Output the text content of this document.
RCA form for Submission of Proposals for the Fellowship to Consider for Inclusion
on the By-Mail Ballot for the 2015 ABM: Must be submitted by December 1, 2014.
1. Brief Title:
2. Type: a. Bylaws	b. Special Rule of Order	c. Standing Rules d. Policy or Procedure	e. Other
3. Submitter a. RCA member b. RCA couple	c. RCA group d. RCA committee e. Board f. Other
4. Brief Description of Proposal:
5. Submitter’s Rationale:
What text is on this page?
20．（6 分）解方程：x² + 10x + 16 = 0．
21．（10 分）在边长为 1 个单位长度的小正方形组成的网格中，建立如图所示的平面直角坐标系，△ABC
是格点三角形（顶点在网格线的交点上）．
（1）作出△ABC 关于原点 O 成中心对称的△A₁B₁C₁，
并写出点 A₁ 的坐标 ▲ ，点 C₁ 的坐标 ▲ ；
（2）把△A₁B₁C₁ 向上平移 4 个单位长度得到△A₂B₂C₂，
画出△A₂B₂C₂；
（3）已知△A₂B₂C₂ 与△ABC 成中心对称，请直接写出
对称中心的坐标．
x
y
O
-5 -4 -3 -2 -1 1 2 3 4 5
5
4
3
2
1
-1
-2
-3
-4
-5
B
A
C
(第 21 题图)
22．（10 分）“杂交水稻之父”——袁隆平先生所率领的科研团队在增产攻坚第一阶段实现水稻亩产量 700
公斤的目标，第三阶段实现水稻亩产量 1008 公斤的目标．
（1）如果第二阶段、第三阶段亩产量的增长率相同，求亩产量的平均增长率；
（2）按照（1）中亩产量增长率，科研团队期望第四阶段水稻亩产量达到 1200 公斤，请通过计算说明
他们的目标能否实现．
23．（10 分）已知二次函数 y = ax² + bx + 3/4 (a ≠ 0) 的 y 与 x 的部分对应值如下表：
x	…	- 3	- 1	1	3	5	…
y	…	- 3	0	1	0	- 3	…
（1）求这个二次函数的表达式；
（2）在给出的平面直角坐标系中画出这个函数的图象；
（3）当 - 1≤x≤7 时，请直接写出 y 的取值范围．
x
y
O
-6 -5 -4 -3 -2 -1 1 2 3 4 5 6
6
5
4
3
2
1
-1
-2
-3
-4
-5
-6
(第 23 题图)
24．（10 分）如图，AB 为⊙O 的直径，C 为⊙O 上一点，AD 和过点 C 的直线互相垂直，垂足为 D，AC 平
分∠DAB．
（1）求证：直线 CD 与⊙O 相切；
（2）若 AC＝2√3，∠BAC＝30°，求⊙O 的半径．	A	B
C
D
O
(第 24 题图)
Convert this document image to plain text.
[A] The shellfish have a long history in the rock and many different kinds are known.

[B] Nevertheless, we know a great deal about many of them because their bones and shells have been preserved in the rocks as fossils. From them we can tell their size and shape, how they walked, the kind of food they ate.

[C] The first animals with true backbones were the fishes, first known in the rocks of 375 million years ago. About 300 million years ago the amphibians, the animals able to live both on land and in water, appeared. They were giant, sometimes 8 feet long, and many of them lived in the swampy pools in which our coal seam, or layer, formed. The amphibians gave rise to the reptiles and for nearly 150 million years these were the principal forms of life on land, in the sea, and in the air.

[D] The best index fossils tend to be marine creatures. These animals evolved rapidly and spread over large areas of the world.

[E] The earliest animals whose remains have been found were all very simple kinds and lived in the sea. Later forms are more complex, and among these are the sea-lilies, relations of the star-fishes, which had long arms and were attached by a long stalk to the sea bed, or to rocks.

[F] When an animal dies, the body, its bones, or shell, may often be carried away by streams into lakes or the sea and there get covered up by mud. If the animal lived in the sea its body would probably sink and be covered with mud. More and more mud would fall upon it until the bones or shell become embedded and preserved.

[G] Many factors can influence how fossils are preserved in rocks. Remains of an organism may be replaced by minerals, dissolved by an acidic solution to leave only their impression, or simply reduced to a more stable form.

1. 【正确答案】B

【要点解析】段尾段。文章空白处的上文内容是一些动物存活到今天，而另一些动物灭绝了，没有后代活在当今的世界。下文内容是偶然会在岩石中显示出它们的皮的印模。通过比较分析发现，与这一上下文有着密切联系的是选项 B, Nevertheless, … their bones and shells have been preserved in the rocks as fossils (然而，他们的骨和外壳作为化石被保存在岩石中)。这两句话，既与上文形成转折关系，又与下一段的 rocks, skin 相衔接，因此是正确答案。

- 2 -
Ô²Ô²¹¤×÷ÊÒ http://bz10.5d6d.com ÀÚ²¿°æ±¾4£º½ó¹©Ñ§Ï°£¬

WORK INSTRUCTIONS:
Give only the count of lines in the data that include the string "Other".

CORRECT ANSWER:
2